**Work instruction**
The result should be every line of the listing that holds the word "https".

**Supplied material**
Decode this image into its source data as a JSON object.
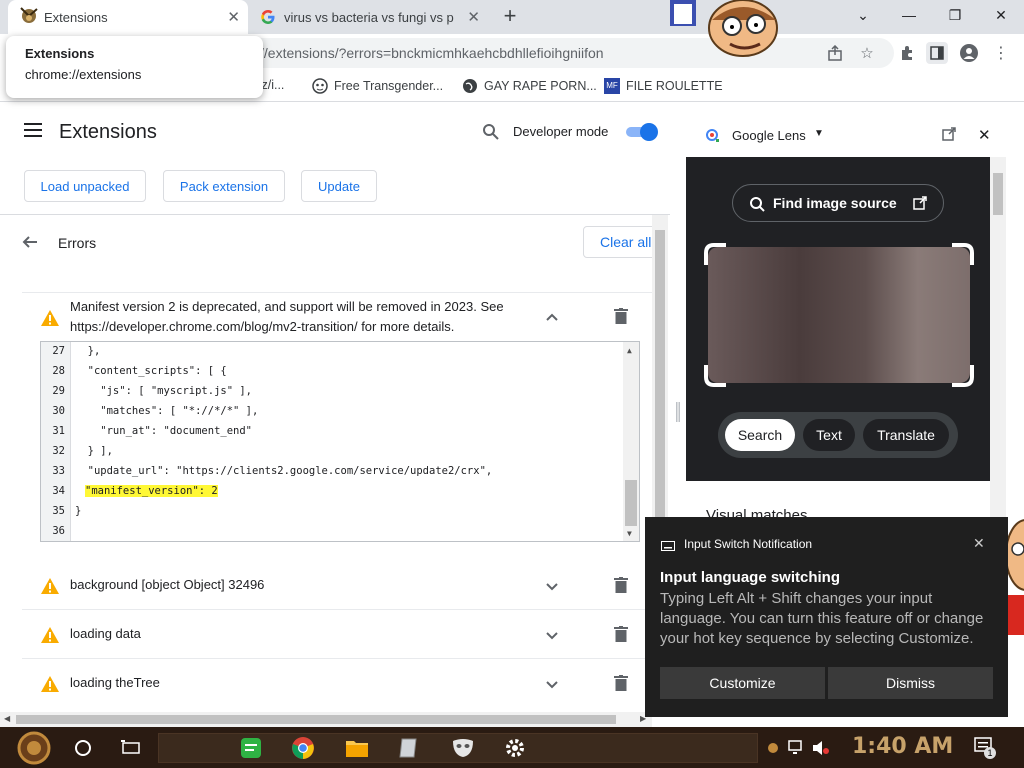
{
  "tabs": [
    {
      "title": "Extensions",
      "close": "✕"
    },
    {
      "title": "virus vs bacteria vs fungi vs pr",
      "close": "✕"
    }
  ],
  "new_tab": "+",
  "window_controls": {
    "minimize_icon": "chevron-down-icon",
    "chev": "⌄",
    "min": "—",
    "restore": "❐",
    "close": "✕"
  },
  "tooltip": {
    "title": "Extensions",
    "url": "chrome://extensions"
  },
  "omnibox": {
    "text": "//extensions/?errors=bnckmicmhkaehcbdhllefioihgniifon"
  },
  "bookmarks": [
    {
      "label": "tz/i..."
    },
    {
      "label": "Free Transgender..."
    },
    {
      "label": "GAY RAPE PORN..."
    },
    {
      "label": "FILE ROULETTE"
    }
  ],
  "page": {
    "title": "Extensions",
    "developer_mode_label": "Developer mode",
    "developer_mode_on": true,
    "buttons": {
      "load_unpacked": "Load unpacked",
      "pack_extension": "Pack extension",
      "update": "Update"
    },
    "errors_title": "Errors",
    "clear_all": "Clear all"
  },
  "errors": [
    {
      "message": "Manifest version 2 is deprecated, and support will be removed in 2023. See https://developer.chrome.com/blog/mv2-transition/ for more details.",
      "expanded": true
    },
    {
      "message": "background [object Object] 32496",
      "expanded": false
    },
    {
      "message": "loading data",
      "expanded": false
    },
    {
      "message": "loading theTree",
      "expanded": false
    }
  ],
  "code": {
    "lines": [
      {
        "n": "27",
        "text": "  },",
        "highlight": false
      },
      {
        "n": "28",
        "text": "  \"content_scripts\": [ {",
        "highlight": false
      },
      {
        "n": "29",
        "text": "    \"js\": [ \"myscript.js\" ],",
        "highlight": false
      },
      {
        "n": "30",
        "text": "    \"matches\": [ \"*://*/*\" ],",
        "highlight": false
      },
      {
        "n": "31",
        "text": "    \"run_at\": \"document_end\"",
        "highlight": false
      },
      {
        "n": "32",
        "text": "  } ],",
        "highlight": false
      },
      {
        "n": "33",
        "text": "  \"update_url\": \"https://clients2.google.com/service/update2/crx\",",
        "highlight": false
      },
      {
        "n": "34",
        "text": "\"manifest_version\": 2",
        "highlight": true
      },
      {
        "n": "35",
        "text": "}",
        "highlight": false
      },
      {
        "n": "36",
        "text": "",
        "highlight": false
      }
    ]
  },
  "lens": {
    "title": "Google Lens",
    "find_source": "Find image source",
    "chips": [
      "Search",
      "Text",
      "Translate"
    ],
    "visual_matches": "Visual matches"
  },
  "notification": {
    "app": "Input Switch Notification",
    "title": "Input language switching",
    "body": "Typing Left Alt + Shift changes your input language. You can turn this feature off or change your hot key sequence by selecting Customize.",
    "customize": "Customize",
    "dismiss": "Dismiss"
  },
  "taskbar": {
    "time": "1:40 AM",
    "notif_count": "1"
  },
  "colors": {
    "accent": "#1a73e8",
    "warning": "#f9ab00",
    "highlight": "#fff835",
    "taskbar": "#2a1b12"
  }
}
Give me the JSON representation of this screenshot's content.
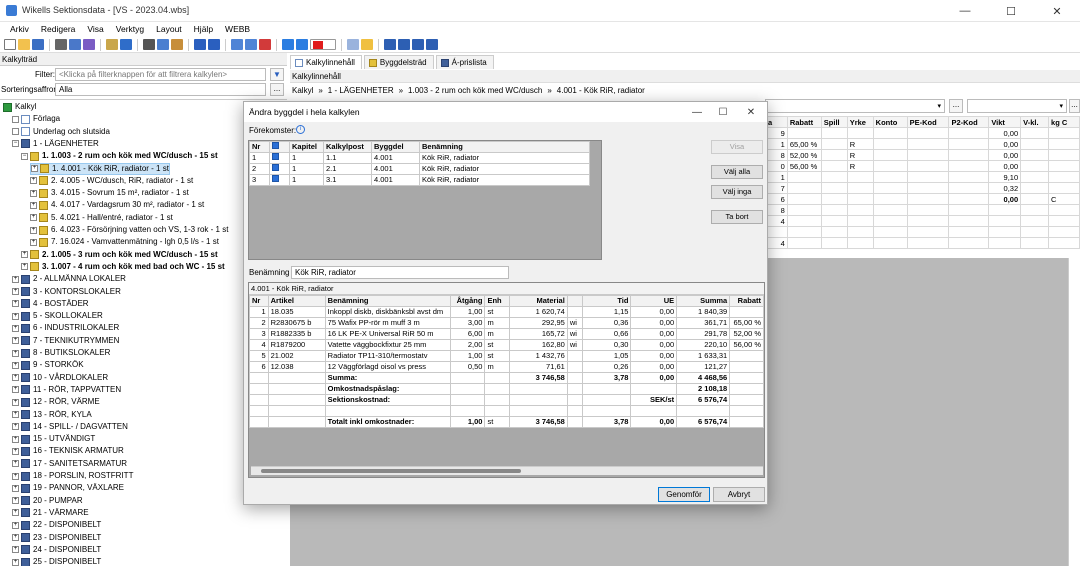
{
  "window": {
    "title": "Wikells Sektionsdata - [VS - 2023.04.wbs]",
    "minimize": "—",
    "maximize": "☐",
    "close": "✕"
  },
  "menu": [
    "Arkiv",
    "Redigera",
    "Visa",
    "Verktyg",
    "Layout",
    "Hjälp",
    "WEBB"
  ],
  "left": {
    "header": "Kalkylträd",
    "filter_label": "Filter:",
    "filter_placeholder": "<Klicka på filterknappen för att filtrera kalkylen>",
    "sort_label": "Sorteringsaffror:",
    "sort_value": "Alla",
    "sort_btn": "...",
    "tree": [
      {
        "label": "Kalkyl",
        "level": 0,
        "icon": "green",
        "exp": ""
      },
      {
        "label": "Förlaga",
        "level": 1,
        "icon": "doc",
        "exp": ""
      },
      {
        "label": "Underlag och slutsida",
        "level": 1,
        "icon": "doc",
        "exp": ""
      },
      {
        "label": "1 - LÄGENHETER",
        "level": 1,
        "icon": "book",
        "exp": "−"
      },
      {
        "label": "1. 1.003 - 2 rum och kök med WC/dusch - 15 st",
        "level": 2,
        "icon": "gold",
        "exp": "−",
        "bold": true
      },
      {
        "label": "1. 4.001 - Kök RiR, radiator - 1 st",
        "level": 3,
        "icon": "gold",
        "exp": "+",
        "selected": true
      },
      {
        "label": "2. 4.005 - WC/dusch, RiR, radiator - 1 st",
        "level": 3,
        "icon": "gold",
        "exp": "+"
      },
      {
        "label": "3. 4.015 - Sovrum 15 m², radiator - 1 st",
        "level": 3,
        "icon": "gold",
        "exp": "+"
      },
      {
        "label": "4. 4.017 - Vardagsrum 30 m², radiator - 1 st",
        "level": 3,
        "icon": "gold",
        "exp": "+"
      },
      {
        "label": "5. 4.021 - Hall/entré, radiator - 1 st",
        "level": 3,
        "icon": "gold",
        "exp": "+"
      },
      {
        "label": "6. 4.023 - Försörjning vatten och VS, 1-3 rok - 1 st",
        "level": 3,
        "icon": "gold",
        "exp": "+"
      },
      {
        "label": "7. 16.024 - Vamvattenmätning - lgh 0,5 l/s - 1 st",
        "level": 3,
        "icon": "gold",
        "exp": "+"
      },
      {
        "label": "2. 1.005 - 3 rum och kök med WC/dusch - 15 st",
        "level": 2,
        "icon": "gold",
        "exp": "+",
        "bold": true
      },
      {
        "label": "3. 1.007 - 4 rum och kök med bad och WC - 15 st",
        "level": 2,
        "icon": "gold",
        "exp": "+",
        "bold": true
      },
      {
        "label": "2 - ALLMÄNNA LOKALER",
        "level": 1,
        "icon": "book",
        "exp": "+"
      },
      {
        "label": "3 - KONTORSLOKALER",
        "level": 1,
        "icon": "book",
        "exp": "+"
      },
      {
        "label": "4 - BOSTÄDER",
        "level": 1,
        "icon": "book",
        "exp": "+"
      },
      {
        "label": "5 - SKOLLOKALER",
        "level": 1,
        "icon": "book",
        "exp": "+"
      },
      {
        "label": "6 - INDUSTRILOKALER",
        "level": 1,
        "icon": "book",
        "exp": "+"
      },
      {
        "label": "7 - TEKNIKUTRYMMEN",
        "level": 1,
        "icon": "book",
        "exp": "+"
      },
      {
        "label": "8 - BUTIKSLOKALER",
        "level": 1,
        "icon": "book",
        "exp": "+"
      },
      {
        "label": "9 - STORKÖK",
        "level": 1,
        "icon": "book",
        "exp": "+"
      },
      {
        "label": "10 - VÅRDLOKALER",
        "level": 1,
        "icon": "book",
        "exp": "+"
      },
      {
        "label": "11 - RÖR, TAPPVATTEN",
        "level": 1,
        "icon": "book",
        "exp": "+"
      },
      {
        "label": "12 - RÖR, VÄRME",
        "level": 1,
        "icon": "book",
        "exp": "+"
      },
      {
        "label": "13 - RÖR, KYLA",
        "level": 1,
        "icon": "book",
        "exp": "+"
      },
      {
        "label": "14 - SPILL- / DAGVATTEN",
        "level": 1,
        "icon": "book",
        "exp": "+"
      },
      {
        "label": "15 - UTVÄNDIGT",
        "level": 1,
        "icon": "book",
        "exp": "+"
      },
      {
        "label": "16 - TEKNISK ARMATUR",
        "level": 1,
        "icon": "book",
        "exp": "+"
      },
      {
        "label": "17 - SANITETSARMATUR",
        "level": 1,
        "icon": "book",
        "exp": "+"
      },
      {
        "label": "18 - PORSLIN, ROSTFRITT",
        "level": 1,
        "icon": "book",
        "exp": "+"
      },
      {
        "label": "19 - PANNOR, VÄXLARE",
        "level": 1,
        "icon": "book",
        "exp": "+"
      },
      {
        "label": "20 - PUMPAR",
        "level": 1,
        "icon": "book",
        "exp": "+"
      },
      {
        "label": "21 - VÄRMARE",
        "level": 1,
        "icon": "book",
        "exp": "+"
      },
      {
        "label": "22 - DISPONIBELT",
        "level": 1,
        "icon": "book",
        "exp": "+"
      },
      {
        "label": "23 - DISPONIBELT",
        "level": 1,
        "icon": "book",
        "exp": "+"
      },
      {
        "label": "24 - DISPONIBELT",
        "level": 1,
        "icon": "book",
        "exp": "+"
      },
      {
        "label": "25 - DISPONIBELT",
        "level": 1,
        "icon": "book",
        "exp": "+"
      }
    ]
  },
  "right": {
    "tabs": [
      "Kalkylinnehåll",
      "Byggdelsträd",
      "Á-prislista"
    ],
    "header": "Kalkylinnehåll",
    "breadcrumb": [
      "Kalkyl",
      "»",
      "1 - LÄGENHETER",
      "»",
      "1.003 - 2 rum och kök med WC/dusch",
      "»",
      "4.001 - Kök RiR, radiator"
    ],
    "combo_btn": "...",
    "bg_headers": [
      "a",
      "Rabatt",
      "Spill",
      "Yrke",
      "Konto",
      "PE-Kod",
      "P2-Kod",
      "Vikt",
      "V-kl.",
      "kg C"
    ],
    "bg_rows": [
      [
        "9",
        "",
        "",
        "",
        "",
        "",
        "",
        "0,00",
        "",
        ""
      ],
      [
        "1",
        "65,00 %",
        "",
        "R",
        "",
        "",
        "",
        "0,00",
        "",
        ""
      ],
      [
        "8",
        "52,00 %",
        "",
        "R",
        "",
        "",
        "",
        "0,00",
        "",
        ""
      ],
      [
        "0",
        "56,00 %",
        "",
        "R",
        "",
        "",
        "",
        "0,00",
        "",
        ""
      ],
      [
        "1",
        "",
        "",
        "",
        "",
        "",
        "",
        "9,10",
        "",
        ""
      ],
      [
        "7",
        "",
        "",
        "",
        "",
        "",
        "",
        "0,32",
        "",
        ""
      ],
      [
        "6",
        "",
        "",
        "",
        "",
        "",
        "",
        "0,00",
        "",
        "C"
      ],
      [
        "8",
        "",
        "",
        "",
        "",
        "",
        "",
        "",
        "",
        ""
      ],
      [
        "4",
        "",
        "",
        "",
        "",
        "",
        "",
        "",
        "",
        ""
      ],
      [
        "",
        "",
        "",
        "",
        "",
        "",
        "",
        "",
        "",
        ""
      ],
      [
        "4",
        "",
        "",
        "",
        "",
        "",
        "",
        "",
        "",
        ""
      ]
    ]
  },
  "dialog": {
    "title": "Ändra byggdel i hela kalkylen",
    "occurrences_label": "Förekomster:",
    "info_icon": "i",
    "grid1_headers": [
      "Nr",
      "",
      "Kapitel",
      "Kalkylpost",
      "Byggdel",
      "Benämning"
    ],
    "grid1_rows": [
      [
        "1",
        "",
        "1",
        "1.1",
        "4.001",
        "Kök RiR, radiator"
      ],
      [
        "2",
        "",
        "1",
        "2.1",
        "4.001",
        "Kök RiR, radiator"
      ],
      [
        "3",
        "",
        "1",
        "3.1",
        "4.001",
        "Kök RiR, radiator"
      ]
    ],
    "btn_show": "Visa",
    "btn_select_all": "Välj alla",
    "btn_select_none": "Välj inga",
    "btn_remove": "Ta bort",
    "name_label": "Benämning",
    "name_value": "Kök RiR, radiator",
    "grid2_title": "4.001 - Kök RiR, radiator",
    "grid2_headers": [
      "Nr",
      "Artikel",
      "Benämning",
      "Åtgång",
      "Enh",
      "Material",
      "",
      "Tid",
      "UE",
      "Summa",
      "Rabatt"
    ],
    "grid2_rows": [
      [
        "1",
        "18.035",
        "Inkoppl diskb, diskbänksbl avst dm",
        "1,00",
        "st",
        "1 620,74",
        "",
        "1,15",
        "0,00",
        "1 840,39",
        ""
      ],
      [
        "2",
        "R2830675 b",
        "75 Wafix PP-rör m muff 3 m",
        "3,00",
        "m",
        "292,95",
        "wi",
        "0,36",
        "0,00",
        "361,71",
        "65,00 %"
      ],
      [
        "3",
        "R1882335 b",
        "16 LK PE-X Universal RiR 50 m",
        "6,00",
        "m",
        "165,72",
        "wi",
        "0,66",
        "0,00",
        "291,78",
        "52,00 %"
      ],
      [
        "4",
        "R1879200",
        "Vatette väggbockfixtur 25 mm",
        "2,00",
        "st",
        "162,80",
        "wi",
        "0,30",
        "0,00",
        "220,10",
        "56,00 %"
      ],
      [
        "5",
        "21.002",
        "Radiator TP11-310/termostatv",
        "1,00",
        "st",
        "1 432,76",
        "",
        "1,05",
        "0,00",
        "1 633,31",
        ""
      ],
      [
        "6",
        "12.038",
        "12 Väggförlagd oisol vs press",
        "0,50",
        "m",
        "71,61",
        "",
        "0,26",
        "0,00",
        "121,27",
        ""
      ]
    ],
    "sum_label": "Summa:",
    "sum_material": "3 746,58",
    "sum_tid": "3,78",
    "sum_ue": "0,00",
    "sum_summa": "4 468,56",
    "overhead_label": "Omkostnadspåslag:",
    "overhead_value": "2 108,18",
    "section_label": "Sektionskostnad:",
    "section_unit": "SEK/st",
    "section_value": "6 576,74",
    "total_label": "Totalt inkl omkostnader:",
    "total_qty": "1,00",
    "total_unit": "st",
    "total_material": "3 746,58",
    "total_tid": "3,78",
    "total_ue": "0,00",
    "total_summa": "6 576,74",
    "btn_apply": "Genomför",
    "btn_cancel": "Avbryt"
  }
}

**Answer below**
      "message": "Manifest version 2 is deprecated, and support will be removed in 2023. See https://developer.chrome.com/blog/mv2-transition/ for more details.",
        "text": "  \"update_url\": \"https://clients2.google.com/service/update2/crx\",",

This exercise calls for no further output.